Take every line from the listing below that contains "data".

Entries shown:
------------------------------------------------
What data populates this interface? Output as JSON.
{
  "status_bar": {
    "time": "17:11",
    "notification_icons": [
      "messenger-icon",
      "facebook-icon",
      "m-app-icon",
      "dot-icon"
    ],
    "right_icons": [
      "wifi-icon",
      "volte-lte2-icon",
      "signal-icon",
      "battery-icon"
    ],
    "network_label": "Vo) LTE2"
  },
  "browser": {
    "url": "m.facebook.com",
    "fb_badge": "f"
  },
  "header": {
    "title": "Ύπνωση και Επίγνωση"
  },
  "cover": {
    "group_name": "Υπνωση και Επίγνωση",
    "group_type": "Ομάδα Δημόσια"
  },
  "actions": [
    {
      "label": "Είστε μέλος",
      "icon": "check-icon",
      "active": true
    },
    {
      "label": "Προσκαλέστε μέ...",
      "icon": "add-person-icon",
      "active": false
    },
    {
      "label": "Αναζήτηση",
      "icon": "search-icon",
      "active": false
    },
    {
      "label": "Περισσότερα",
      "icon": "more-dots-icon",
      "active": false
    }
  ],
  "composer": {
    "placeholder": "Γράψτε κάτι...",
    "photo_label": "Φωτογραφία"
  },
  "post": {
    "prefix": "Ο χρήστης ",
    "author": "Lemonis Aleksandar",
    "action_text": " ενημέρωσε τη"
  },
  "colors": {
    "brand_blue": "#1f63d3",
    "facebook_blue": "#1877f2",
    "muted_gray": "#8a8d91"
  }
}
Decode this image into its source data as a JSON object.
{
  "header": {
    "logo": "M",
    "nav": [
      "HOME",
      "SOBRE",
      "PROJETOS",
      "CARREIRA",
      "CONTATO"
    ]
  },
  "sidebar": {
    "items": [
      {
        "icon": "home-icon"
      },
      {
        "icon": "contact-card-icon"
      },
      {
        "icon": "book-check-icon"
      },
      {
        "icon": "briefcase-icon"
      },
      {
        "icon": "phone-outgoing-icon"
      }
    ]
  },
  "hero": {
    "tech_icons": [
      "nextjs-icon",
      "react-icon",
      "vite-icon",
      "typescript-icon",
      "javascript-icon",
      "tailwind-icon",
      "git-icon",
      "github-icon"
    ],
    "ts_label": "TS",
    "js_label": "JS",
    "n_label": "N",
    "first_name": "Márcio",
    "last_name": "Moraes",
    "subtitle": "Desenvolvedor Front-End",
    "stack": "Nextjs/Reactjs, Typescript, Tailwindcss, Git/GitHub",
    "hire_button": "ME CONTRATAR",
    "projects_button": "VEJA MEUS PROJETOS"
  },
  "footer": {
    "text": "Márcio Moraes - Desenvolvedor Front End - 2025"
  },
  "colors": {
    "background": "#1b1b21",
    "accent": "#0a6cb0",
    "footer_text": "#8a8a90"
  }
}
------------------------------------------------
The solution:
What data populates this interface? Output as JSON.
Decode this image into its source data as a JSON object.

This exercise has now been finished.